[start Material for this task]
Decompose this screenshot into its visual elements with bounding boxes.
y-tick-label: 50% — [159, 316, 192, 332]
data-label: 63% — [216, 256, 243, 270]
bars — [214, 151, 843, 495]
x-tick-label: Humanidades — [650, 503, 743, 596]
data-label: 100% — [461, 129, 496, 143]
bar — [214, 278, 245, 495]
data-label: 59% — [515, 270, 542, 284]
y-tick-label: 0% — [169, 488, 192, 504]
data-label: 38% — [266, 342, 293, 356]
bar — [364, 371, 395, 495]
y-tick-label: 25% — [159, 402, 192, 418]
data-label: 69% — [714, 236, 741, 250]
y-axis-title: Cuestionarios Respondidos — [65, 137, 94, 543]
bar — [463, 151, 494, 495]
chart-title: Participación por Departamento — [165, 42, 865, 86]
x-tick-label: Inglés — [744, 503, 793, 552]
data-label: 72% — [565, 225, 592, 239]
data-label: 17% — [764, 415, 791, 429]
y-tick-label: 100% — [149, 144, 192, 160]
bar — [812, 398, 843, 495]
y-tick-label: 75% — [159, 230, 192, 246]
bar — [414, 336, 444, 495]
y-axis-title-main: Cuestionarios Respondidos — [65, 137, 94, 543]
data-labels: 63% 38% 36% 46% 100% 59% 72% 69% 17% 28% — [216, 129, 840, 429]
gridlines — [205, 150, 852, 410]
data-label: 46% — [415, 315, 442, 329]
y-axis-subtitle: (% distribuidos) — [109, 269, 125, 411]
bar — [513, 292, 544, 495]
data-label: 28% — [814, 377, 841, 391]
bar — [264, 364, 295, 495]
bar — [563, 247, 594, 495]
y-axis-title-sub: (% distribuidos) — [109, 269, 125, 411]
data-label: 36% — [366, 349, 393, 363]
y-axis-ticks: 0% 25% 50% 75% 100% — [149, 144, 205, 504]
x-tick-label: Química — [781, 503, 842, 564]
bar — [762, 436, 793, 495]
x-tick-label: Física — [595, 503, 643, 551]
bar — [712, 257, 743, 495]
[end Material for this task]
* _Task to carry out_
Copy the records verbatim, beginning with their first line and continuing up to and including the line that contains "y-tick-label: 100% — [149, 144, 192, 160]".

* _Finished task_
Decompose this screenshot into its visual elements with bounding boxes.
y-tick-label: 50% — [159, 316, 192, 332]
data-label: 63% — [216, 256, 243, 270]
bars — [214, 151, 843, 495]
x-tick-label: Humanidades — [650, 503, 743, 596]
data-label: 100% — [461, 129, 496, 143]
bar — [214, 278, 245, 495]
data-label: 59% — [515, 270, 542, 284]
y-tick-label: 0% — [169, 488, 192, 504]
data-label: 38% — [266, 342, 293, 356]
bar — [364, 371, 395, 495]
y-tick-label: 25% — [159, 402, 192, 418]
data-label: 69% — [714, 236, 741, 250]
y-axis-title: Cuestionarios Respondidos — [65, 137, 94, 543]
bar — [463, 151, 494, 495]
chart-title: Participación por Departamento — [165, 42, 865, 86]
x-tick-label: Inglés — [744, 503, 793, 552]
data-label: 72% — [565, 225, 592, 239]
data-label: 17% — [764, 415, 791, 429]
y-tick-label: 100% — [149, 144, 192, 160]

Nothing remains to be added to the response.